• **Data entries**:
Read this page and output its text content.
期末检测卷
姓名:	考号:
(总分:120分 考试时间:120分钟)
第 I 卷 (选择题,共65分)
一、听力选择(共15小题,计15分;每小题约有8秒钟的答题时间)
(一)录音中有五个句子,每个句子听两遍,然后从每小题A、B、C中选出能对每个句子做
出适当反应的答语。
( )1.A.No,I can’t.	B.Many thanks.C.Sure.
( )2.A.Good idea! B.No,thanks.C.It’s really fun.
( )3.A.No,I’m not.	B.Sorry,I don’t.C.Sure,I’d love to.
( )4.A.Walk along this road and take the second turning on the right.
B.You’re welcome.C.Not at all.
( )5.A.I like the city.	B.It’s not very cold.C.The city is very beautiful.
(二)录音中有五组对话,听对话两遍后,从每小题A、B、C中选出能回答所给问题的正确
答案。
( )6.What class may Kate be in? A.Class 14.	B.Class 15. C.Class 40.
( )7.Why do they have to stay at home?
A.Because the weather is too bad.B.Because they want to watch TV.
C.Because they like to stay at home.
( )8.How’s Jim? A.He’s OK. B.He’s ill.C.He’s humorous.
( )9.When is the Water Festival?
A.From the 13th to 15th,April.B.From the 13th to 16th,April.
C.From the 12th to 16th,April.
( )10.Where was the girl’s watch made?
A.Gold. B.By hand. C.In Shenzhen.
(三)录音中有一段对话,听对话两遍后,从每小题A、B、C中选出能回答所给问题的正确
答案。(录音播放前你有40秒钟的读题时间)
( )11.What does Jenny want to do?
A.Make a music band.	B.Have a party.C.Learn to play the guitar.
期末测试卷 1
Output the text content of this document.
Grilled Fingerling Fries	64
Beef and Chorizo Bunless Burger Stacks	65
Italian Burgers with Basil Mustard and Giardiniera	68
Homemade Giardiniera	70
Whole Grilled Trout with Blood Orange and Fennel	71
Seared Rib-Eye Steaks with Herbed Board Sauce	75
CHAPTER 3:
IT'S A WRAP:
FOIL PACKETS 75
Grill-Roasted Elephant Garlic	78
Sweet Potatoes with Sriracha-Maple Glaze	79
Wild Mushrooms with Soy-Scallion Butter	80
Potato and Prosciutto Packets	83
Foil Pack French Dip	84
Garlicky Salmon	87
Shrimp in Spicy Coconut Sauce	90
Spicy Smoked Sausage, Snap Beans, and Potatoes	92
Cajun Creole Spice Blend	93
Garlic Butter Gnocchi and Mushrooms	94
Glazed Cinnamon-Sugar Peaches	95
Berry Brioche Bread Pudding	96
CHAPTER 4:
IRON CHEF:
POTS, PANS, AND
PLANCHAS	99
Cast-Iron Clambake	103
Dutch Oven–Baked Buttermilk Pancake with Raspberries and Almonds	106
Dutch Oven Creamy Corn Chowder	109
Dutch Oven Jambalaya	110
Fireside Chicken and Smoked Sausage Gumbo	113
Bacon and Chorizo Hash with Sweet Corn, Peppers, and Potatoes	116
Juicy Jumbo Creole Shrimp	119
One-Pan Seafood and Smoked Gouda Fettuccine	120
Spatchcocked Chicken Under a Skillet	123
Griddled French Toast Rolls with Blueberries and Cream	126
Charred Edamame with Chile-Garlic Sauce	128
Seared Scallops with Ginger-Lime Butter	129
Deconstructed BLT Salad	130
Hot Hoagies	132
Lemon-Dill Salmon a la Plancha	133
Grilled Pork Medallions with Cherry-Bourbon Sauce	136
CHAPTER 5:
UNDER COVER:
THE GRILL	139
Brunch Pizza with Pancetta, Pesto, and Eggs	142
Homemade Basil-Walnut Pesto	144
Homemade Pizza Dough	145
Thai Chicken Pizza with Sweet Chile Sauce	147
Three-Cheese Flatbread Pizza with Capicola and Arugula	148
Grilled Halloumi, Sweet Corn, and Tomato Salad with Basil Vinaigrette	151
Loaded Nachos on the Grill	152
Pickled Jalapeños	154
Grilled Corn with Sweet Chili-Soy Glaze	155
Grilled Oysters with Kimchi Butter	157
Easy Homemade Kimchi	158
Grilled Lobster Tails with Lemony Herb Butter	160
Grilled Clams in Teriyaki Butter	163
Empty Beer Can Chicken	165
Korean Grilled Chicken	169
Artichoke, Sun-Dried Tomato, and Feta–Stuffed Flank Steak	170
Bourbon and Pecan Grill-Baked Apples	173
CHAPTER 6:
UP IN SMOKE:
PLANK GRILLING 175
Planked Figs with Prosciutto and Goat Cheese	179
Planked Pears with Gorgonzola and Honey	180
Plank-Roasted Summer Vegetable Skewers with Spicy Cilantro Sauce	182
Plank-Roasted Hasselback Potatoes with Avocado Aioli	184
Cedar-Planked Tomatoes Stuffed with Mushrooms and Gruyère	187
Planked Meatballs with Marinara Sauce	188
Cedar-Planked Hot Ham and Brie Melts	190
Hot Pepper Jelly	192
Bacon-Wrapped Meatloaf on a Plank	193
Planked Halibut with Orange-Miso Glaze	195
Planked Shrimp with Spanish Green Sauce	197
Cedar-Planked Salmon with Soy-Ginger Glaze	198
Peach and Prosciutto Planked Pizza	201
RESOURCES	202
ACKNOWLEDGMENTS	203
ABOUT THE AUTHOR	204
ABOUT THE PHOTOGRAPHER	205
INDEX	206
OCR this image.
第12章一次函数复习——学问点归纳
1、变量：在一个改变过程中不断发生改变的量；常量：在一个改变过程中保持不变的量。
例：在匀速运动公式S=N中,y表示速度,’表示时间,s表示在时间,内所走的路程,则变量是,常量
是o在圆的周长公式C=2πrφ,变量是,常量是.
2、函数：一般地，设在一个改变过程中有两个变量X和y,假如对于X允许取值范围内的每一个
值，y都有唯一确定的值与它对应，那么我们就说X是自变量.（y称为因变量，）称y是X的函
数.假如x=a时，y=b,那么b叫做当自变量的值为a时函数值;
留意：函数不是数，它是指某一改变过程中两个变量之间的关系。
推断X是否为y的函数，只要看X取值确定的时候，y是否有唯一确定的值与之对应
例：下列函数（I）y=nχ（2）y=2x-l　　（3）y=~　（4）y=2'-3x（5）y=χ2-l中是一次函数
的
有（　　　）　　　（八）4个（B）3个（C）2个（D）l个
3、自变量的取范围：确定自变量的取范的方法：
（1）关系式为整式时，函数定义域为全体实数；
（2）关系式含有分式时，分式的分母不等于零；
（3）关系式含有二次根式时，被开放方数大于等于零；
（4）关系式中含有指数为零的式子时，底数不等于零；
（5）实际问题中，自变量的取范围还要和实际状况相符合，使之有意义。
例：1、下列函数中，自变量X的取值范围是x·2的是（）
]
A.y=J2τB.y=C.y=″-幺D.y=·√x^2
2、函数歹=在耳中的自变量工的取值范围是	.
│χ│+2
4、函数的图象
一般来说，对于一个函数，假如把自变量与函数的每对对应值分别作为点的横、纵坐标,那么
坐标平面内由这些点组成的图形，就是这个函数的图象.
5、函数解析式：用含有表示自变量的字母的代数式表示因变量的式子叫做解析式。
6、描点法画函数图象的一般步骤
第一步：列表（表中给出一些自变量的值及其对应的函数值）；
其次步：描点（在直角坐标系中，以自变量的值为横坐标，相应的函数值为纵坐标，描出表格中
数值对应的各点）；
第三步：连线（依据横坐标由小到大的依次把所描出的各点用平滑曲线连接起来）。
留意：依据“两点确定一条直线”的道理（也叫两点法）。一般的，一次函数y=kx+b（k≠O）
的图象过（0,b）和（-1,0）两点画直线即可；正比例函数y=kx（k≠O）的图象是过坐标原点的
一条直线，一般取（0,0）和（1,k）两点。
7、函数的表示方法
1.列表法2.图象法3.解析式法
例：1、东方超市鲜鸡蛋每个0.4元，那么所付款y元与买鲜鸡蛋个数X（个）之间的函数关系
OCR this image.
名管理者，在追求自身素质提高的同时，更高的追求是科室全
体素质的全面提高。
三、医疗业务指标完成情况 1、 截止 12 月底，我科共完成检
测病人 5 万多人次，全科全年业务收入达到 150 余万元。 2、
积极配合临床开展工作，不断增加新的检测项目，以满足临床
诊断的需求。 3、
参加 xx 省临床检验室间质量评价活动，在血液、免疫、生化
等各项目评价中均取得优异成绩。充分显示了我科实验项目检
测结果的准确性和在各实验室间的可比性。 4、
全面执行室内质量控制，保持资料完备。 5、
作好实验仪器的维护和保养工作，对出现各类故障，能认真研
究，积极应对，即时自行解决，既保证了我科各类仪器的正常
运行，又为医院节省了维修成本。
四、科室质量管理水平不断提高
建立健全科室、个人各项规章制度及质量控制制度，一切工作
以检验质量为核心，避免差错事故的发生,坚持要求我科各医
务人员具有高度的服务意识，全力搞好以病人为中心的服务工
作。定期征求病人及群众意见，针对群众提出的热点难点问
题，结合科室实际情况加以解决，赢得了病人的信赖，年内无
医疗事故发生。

• **Directions for this task**: Return only those lines of the records that contain the string "Spicy".

• **The result**:
Shrimp in Spicy Coconut Sauce	90
Spicy Smoked Sausage, Snap Beans, and Potatoes	92
Plank-Roasted Summer Vegetable Skewers with Spicy Cilantro Sauce	182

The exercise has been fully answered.